--- Start Stored rows ---

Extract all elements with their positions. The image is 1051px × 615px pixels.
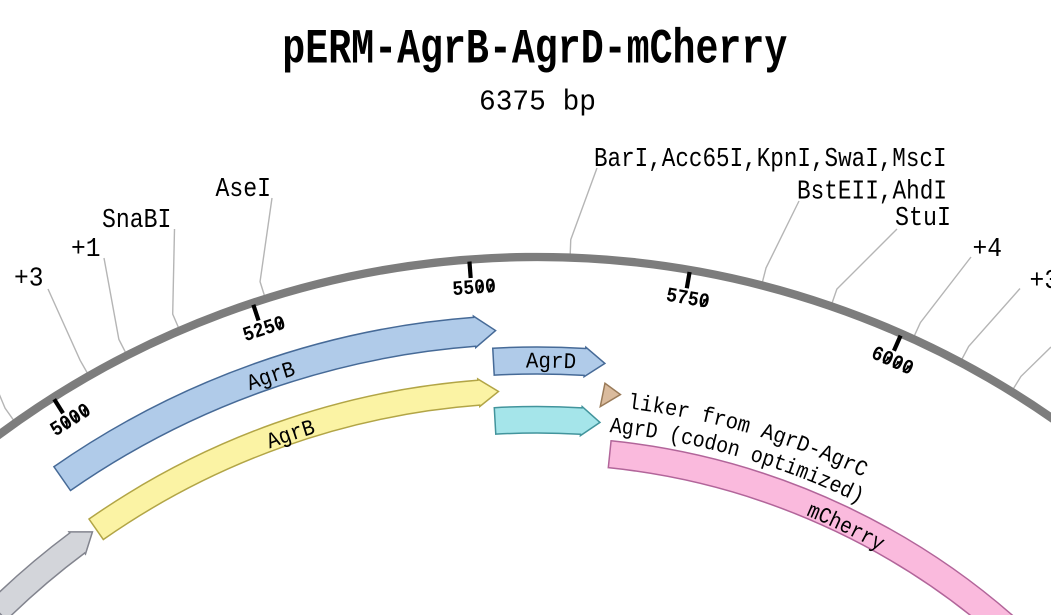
svg-text:+3: +3 <box>1030 267 1051 297</box>
svg-text:+1: +1 <box>71 235 101 265</box>
svg-text:AseI: AseI <box>216 175 272 205</box>
svg-text:+4: +4 <box>973 235 1003 265</box>
svg-text:pERM-AgrB-AgrD-mCherry: pERM-AgrB-AgrD-mCherry <box>282 21 787 77</box>
svg-text:StuI: StuI <box>895 204 951 234</box>
svg-text:BarI,Acc65I,KpnI,SwaI,MscI: BarI,Acc65I,KpnI,SwaI,MscI <box>594 145 947 175</box>
svg-text:+3: +3 <box>14 265 44 295</box>
svg-text:6375 bp: 6375 bp <box>479 86 596 119</box>
svg-text:SnaBI: SnaBI <box>102 206 171 236</box>
svg-text:BstEII,AhdI: BstEII,AhdI <box>797 178 947 208</box>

--- End Stored rows ---

* What you will do
Reproduce the items verbatim, starting at the line containing "svg-text:+3: +3 <box>1030 267 1051 297</box>" and ending at the line containing "svg-text:6375 bp: 6375", both lines included.

* Result
svg-text:+3: +3 <box>1030 267 1051 297</box>
svg-text:+1: +1 <box>71 235 101 265</box>
svg-text:AseI: AseI <box>216 175 272 205</box>
svg-text:+4: +4 <box>973 235 1003 265</box>
svg-text:pERM-AgrB-AgrD-mCherry: pERM-AgrB-AgrD-mCherry <box>282 21 787 77</box>
svg-text:StuI: StuI <box>895 204 951 234</box>
svg-text:BarI,Acc65I,KpnI,SwaI,MscI: BarI,Acc65I,KpnI,SwaI,MscI <box>594 145 947 175</box>
svg-text:+3: +3 <box>14 265 44 295</box>
svg-text:6375 bp: 6375 bp <box>479 86 596 119</box>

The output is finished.